Output all records precisely as written.

━━ LISTED RECORDS

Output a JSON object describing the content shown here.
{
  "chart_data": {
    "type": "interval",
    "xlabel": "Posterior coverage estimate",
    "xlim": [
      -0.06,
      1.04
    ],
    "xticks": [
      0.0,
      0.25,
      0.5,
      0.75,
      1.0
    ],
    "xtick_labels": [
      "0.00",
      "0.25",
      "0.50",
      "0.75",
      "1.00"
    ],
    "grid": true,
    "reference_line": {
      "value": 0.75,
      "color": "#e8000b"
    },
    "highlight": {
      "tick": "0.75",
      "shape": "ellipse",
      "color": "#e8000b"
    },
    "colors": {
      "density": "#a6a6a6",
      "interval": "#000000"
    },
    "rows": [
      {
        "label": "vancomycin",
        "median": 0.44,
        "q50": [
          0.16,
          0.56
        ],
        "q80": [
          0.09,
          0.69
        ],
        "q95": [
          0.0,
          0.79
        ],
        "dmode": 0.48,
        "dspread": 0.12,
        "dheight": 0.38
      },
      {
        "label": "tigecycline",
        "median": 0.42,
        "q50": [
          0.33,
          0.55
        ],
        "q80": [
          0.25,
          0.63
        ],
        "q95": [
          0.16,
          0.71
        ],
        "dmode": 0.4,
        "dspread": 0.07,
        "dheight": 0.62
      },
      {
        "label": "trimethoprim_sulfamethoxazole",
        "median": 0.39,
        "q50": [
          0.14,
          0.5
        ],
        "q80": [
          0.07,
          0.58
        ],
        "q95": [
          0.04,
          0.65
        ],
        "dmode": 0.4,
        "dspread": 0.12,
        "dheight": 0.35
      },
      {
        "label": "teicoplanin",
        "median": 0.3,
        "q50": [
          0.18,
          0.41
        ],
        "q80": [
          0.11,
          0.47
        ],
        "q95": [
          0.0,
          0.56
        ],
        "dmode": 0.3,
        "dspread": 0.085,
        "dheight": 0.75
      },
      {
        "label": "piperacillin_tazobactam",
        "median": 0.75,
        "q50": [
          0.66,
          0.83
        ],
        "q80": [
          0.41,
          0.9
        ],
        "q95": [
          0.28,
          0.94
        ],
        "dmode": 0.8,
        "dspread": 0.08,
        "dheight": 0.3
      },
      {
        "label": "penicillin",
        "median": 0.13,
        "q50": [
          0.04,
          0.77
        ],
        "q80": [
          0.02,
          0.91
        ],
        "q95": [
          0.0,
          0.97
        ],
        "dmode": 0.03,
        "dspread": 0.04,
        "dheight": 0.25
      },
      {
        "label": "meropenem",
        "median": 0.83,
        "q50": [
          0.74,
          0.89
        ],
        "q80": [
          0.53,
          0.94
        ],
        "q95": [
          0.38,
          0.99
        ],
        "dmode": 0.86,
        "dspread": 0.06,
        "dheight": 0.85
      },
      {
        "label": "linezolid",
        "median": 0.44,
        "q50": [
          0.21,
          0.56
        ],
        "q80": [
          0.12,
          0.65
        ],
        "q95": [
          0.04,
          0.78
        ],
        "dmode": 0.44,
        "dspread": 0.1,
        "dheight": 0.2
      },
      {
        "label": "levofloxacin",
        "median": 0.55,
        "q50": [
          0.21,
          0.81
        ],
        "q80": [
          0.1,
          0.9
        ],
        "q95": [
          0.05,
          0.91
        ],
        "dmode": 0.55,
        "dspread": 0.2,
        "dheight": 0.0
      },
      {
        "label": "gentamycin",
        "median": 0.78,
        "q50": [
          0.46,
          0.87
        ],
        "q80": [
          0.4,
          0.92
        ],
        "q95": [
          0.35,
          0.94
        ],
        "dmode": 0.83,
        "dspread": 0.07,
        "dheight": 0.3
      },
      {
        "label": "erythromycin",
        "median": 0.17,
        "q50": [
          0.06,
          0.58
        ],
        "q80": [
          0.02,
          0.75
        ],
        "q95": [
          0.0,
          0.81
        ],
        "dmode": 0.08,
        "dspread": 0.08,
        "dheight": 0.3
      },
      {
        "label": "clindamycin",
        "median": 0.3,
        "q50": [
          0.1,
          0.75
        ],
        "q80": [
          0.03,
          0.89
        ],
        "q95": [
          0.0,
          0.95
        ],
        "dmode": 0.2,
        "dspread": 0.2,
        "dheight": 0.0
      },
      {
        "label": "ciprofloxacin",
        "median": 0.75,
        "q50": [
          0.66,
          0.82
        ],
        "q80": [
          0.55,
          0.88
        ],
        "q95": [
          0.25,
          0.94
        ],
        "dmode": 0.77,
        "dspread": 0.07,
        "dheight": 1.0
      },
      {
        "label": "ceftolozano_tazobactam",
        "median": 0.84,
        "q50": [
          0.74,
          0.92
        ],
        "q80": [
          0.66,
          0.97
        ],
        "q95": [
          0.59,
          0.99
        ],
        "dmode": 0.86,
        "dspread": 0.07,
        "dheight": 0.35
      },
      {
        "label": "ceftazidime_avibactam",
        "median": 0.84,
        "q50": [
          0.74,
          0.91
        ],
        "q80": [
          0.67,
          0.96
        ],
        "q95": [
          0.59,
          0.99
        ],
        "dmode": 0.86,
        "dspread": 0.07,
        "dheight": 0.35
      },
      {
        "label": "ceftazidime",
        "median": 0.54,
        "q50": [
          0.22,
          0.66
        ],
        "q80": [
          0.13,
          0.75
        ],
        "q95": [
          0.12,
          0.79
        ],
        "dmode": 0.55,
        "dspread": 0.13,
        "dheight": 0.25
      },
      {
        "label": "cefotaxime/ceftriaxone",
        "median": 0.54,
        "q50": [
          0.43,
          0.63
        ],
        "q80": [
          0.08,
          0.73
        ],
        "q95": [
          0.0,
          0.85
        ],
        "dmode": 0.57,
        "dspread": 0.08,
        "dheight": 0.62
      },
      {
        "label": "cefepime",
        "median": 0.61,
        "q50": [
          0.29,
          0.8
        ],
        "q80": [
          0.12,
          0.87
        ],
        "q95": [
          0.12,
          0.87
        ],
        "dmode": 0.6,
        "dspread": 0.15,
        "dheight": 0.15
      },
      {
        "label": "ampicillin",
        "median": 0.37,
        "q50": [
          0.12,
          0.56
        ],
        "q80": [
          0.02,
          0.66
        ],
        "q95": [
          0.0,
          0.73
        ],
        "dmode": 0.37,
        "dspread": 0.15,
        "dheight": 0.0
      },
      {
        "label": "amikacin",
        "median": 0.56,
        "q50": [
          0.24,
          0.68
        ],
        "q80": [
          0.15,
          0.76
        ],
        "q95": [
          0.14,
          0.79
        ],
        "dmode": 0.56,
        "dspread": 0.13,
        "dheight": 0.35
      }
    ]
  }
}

━━━━

WRITTEN RESPONSE:
Output a JSON object describing the content shown here.
{
  "chart_data": {
    "type": "interval",
    "xlabel": "Posterior coverage estimate",
    "xlim": [
      -0.06,
      1.04
    ],
    "xticks": [
      0.0,
      0.25,
      0.5,
      0.75,
      1.0
    ],
    "xtick_labels": [
      "0.00",
      "0.25",
      "0.50",
      "0.75",
      "1.00"
    ],
    "grid": true,
    "reference_line": {
      "value": 0.75,
      "color": "#e8000b"
    },
    "highlight": {
      "tick": "0.75",
      "shape": "ellipse",
      "color": "#e8000b"
    },
    "colors": {
      "density": "#a6a6a6",
      "interval": "#000000"
    },
    "rows": [
      {
        "label": "vancomycin",
        "median": 0.44,
        "q50": [
          0.16,
          0.56
        ],
        "q80": [
          0.09,
          0.69
        ],
        "q95": [
          0.0,
          0.79
        ],
        "dmode": 0.48,
        "dspread": 0.12,
        "dheight": 0.38
      },
      {
        "label": "tigecycline",
        "median": 0.42,
        "q50": [
          0.33,
          0.55
        ],
        "q80": [
          0.25,
          0.63
        ],
        "q95": [
          0.16,
          0.71
        ],
        "dmode": 0.4,
        "dspread": 0.07,
        "dheight": 0.62
      },
      {
        "label": "trimethoprim_sulfamethoxazole",
        "median": 0.39,
        "q50": [
          0.14,
          0.5
        ],
        "q80": [
          0.07,
          0.58
        ],
        "q95": [
          0.04,
          0.65
        ],
        "dmode": 0.4,
        "dspread": 0.12,
        "dheight": 0.35
      },
      {
        "label": "teicoplanin",
        "median": 0.3,
        "q50": [
          0.18,
          0.41
        ],
        "q80": [
          0.11,
          0.47
        ],
        "q95": [
          0.0,
          0.56
        ],
        "dmode": 0.3,
        "dspread": 0.085,
        "dheight": 0.75
      },
      {
        "label": "piperacillin_tazobactam",
        "median": 0.75,
        "q50": [
          0.66,
          0.83
        ],
        "q80": [
          0.41,
          0.9
        ],
        "q95": [
          0.28,
          0.94
        ],
        "dmode": 0.8,
        "dspread": 0.08,
        "dheight": 0.3
      },
      {
        "label": "penicillin",
        "median": 0.13,
        "q50": [
          0.04,
          0.77
        ],
        "q80": [
          0.02,
          0.91
        ],
        "q95": [
          0.0,
          0.97
        ],
        "dmode": 0.03,
        "dspread": 0.04,
        "dheight": 0.25
      },
      {
        "label": "meropenem",
        "median": 0.83,
        "q50": [
          0.74,
          0.89
        ],
        "q80": [
          0.53,
          0.94
        ],
        "q95": [
          0.38,
          0.99
        ],
        "dmode": 0.86,
        "dspread": 0.06,
        "dheight": 0.85
      },
      {
        "label": "linezolid",
        "median": 0.44,
        "q50": [
          0.21,
          0.56
        ],
        "q80": [
          0.12,
          0.65
        ],
        "q95": [
          0.04,
          0.78
        ],
        "dmode": 0.44,
        "dspread": 0.1,
        "dheight": 0.2
      },
      {
        "label": "levofloxacin",
        "median": 0.55,
        "q50": [
          0.21,
          0.81
        ],
        "q80": [
          0.1,
          0.9
        ],
        "q95": [
          0.05,
          0.91
        ],
        "dmode": 0.55,
        "dspread": 0.2,
        "dheight": 0.0
      },
      {
        "label": "gentamycin",
        "median": 0.78,
        "q50": [
          0.46,
          0.87
        ],
        "q80": [
          0.4,
          0.92
        ],
        "q95": [
          0.35,
          0.94
        ],
        "dmode": 0.83,
        "dspread": 0.07,
        "dheight": 0.3
      },
      {
        "label": "erythromycin",
        "median": 0.17,
        "q50": [
          0.06,
          0.58
        ],
        "q80": [
          0.02,
          0.75
        ],
        "q95": [
          0.0,
          0.81
        ],
        "dmode": 0.08,
        "dspread": 0.08,
        "dheight": 0.3
      },
      {
        "label": "clindamycin",
        "median": 0.3,
        "q50": [
          0.1,
          0.75
        ],
        "q80": [
          0.03,
          0.89
        ],
        "q95": [
          0.0,
          0.95
        ],
        "dmode": 0.2,
        "dspread": 0.2,
        "dheight": 0.0
      },
      {
        "label": "ciprofloxacin",
        "median": 0.75,
        "q50": [
          0.66,
          0.82
        ],
        "q80": [
          0.55,
          0.88
        ],
        "q95": [
          0.25,
          0.94
        ],
        "dmode": 0.77,
        "dspread": 0.07,
        "dheight": 1.0
      },
      {
        "label": "ceftolozano_tazobactam",
        "median": 0.84,
        "q50": [
          0.74,
          0.92
        ],
        "q80": [
          0.66,
          0.97
        ],
        "q95": [
          0.59,
          0.99
        ],
        "dmode": 0.86,
        "dspread": 0.07,
        "dheight": 0.35
      },
      {
        "label": "ceftazidime_avibactam",
        "median": 0.84,
        "q50": [
          0.74,
          0.91
        ],
        "q80": [
          0.67,
          0.96
        ],
        "q95": [
          0.59,
          0.99
        ],
        "dmode": 0.86,
        "dspread": 0.07,
        "dheight": 0.35
      },
      {
        "label": "ceftazidime",
        "median": 0.54,
        "q50": [
          0.22,
          0.66
        ],
        "q80": [
          0.13,
          0.75
        ],
        "q95": [
          0.12,
          0.79
        ],
        "dmode": 0.55,
        "dspread": 0.13,
        "dheight": 0.25
      },
      {
        "label": "cefotaxime/ceftriaxone",
        "median": 0.54,
        "q50": [
          0.43,
          0.63
        ],
        "q80": [
          0.08,
          0.73
        ],
        "q95": [
          0.0,
          0.85
        ],
        "dmode": 0.57,
        "dspread": 0.08,
        "dheight": 0.62
      },
      {
        "label": "cefepime",
        "median": 0.61,
        "q50": [
          0.29,
          0.8
        ],
        "q80": [
          0.12,
          0.87
        ],
        "q95": [
          0.12,
          0.87
        ],
        "dmode": 0.6,
        "dspread": 0.15,
        "dheight": 0.15
      },
      {
        "label": "ampicillin",
        "median": 0.37,
        "q50": [
          0.12,
          0.56
        ],
        "q80": [
          0.02,
          0.66
        ],
        "q95": [
          0.0,
          0.73
        ],
        "dmode": 0.37,
        "dspread": 0.15,
        "dheight": 0.0
      },
      {
        "label": "amikacin",
        "median": 0.56,
        "q50": [
          0.24,
          0.68
        ],
        "q80": [
          0.15,
          0.76
        ],
        "q95": [
          0.14,
          0.79
        ],
        "dmode": 0.56,
        "dspread": 0.13,
        "dheight": 0.35
      }
    ]
  }
}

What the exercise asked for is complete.